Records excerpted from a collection
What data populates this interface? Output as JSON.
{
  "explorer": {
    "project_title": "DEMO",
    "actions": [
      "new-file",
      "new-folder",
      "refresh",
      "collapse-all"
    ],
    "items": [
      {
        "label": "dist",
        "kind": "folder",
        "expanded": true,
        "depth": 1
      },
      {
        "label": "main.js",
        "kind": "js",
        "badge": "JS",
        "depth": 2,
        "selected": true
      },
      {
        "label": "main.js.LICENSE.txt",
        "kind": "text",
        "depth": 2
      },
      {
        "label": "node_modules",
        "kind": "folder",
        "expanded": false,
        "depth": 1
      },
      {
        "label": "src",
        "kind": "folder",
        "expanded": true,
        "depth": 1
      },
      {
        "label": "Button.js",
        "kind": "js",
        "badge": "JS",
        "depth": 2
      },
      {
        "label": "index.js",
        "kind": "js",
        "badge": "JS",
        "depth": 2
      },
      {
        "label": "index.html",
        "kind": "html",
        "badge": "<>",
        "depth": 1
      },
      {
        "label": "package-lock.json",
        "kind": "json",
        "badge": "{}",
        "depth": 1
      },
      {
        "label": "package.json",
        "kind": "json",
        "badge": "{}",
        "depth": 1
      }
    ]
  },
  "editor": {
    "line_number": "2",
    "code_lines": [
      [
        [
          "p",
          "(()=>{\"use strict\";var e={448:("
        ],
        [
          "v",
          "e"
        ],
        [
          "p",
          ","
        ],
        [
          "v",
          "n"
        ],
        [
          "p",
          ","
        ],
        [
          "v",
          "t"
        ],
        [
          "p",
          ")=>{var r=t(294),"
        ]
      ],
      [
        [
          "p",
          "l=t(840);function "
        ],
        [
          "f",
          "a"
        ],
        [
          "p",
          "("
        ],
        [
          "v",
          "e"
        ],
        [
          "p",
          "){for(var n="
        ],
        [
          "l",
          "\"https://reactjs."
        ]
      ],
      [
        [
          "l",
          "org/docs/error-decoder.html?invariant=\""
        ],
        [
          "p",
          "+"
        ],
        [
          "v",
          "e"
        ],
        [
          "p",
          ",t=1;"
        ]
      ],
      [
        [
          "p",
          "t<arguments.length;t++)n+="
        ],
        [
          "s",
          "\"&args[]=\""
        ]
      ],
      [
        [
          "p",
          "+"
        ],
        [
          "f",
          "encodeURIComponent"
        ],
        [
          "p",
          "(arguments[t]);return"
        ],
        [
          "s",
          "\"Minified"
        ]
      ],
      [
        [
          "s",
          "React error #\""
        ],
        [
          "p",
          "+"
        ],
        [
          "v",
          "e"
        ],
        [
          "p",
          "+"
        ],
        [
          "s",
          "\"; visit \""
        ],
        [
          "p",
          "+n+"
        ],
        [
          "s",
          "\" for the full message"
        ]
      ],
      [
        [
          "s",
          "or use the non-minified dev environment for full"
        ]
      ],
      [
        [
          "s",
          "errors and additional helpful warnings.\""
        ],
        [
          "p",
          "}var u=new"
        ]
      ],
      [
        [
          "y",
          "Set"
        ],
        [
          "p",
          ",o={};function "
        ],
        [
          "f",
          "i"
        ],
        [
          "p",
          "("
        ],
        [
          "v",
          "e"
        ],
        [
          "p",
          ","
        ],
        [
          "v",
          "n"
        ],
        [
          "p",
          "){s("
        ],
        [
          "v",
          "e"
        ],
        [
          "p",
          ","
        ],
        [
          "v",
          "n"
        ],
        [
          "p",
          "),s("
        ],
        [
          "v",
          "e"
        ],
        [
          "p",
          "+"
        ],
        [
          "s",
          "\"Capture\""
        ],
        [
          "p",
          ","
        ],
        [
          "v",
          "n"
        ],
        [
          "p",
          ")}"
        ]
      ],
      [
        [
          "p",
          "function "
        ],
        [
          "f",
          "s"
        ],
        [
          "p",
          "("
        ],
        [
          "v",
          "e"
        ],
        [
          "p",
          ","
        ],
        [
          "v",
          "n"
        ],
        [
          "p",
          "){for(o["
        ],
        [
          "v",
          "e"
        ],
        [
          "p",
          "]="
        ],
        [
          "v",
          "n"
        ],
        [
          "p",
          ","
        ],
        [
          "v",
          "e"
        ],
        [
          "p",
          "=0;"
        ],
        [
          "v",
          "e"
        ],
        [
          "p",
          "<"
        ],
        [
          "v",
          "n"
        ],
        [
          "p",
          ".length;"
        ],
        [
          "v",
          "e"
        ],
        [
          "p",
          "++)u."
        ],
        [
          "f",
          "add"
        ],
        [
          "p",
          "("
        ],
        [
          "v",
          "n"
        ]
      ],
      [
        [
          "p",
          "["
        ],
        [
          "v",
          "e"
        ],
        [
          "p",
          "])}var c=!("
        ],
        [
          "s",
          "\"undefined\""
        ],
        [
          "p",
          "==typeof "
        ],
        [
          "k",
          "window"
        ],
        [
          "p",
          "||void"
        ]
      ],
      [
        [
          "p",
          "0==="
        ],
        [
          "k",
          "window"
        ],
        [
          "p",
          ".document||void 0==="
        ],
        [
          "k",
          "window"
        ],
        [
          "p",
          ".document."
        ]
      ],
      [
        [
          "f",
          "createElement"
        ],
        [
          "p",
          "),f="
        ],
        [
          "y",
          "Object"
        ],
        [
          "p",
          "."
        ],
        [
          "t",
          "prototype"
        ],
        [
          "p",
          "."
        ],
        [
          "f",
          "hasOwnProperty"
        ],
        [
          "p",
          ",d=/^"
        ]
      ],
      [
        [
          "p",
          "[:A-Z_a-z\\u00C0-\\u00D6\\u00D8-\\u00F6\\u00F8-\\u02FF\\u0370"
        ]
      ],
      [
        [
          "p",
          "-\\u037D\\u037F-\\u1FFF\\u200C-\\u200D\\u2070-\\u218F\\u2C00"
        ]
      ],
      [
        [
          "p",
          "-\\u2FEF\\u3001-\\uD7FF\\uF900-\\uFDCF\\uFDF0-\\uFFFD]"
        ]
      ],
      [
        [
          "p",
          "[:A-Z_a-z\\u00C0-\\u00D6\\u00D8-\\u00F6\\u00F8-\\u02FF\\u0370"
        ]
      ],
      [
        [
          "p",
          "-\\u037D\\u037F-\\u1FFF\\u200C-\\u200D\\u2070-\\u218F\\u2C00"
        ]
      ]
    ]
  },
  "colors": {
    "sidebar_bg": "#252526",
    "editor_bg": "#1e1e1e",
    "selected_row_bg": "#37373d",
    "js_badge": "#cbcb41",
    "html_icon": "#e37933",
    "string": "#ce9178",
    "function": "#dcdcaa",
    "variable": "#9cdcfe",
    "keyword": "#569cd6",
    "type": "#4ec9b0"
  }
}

- [TASK PROMPT] Give only the number of lines in the data that hold the string "full".

- [RESPONSE TO THIS TASK] 2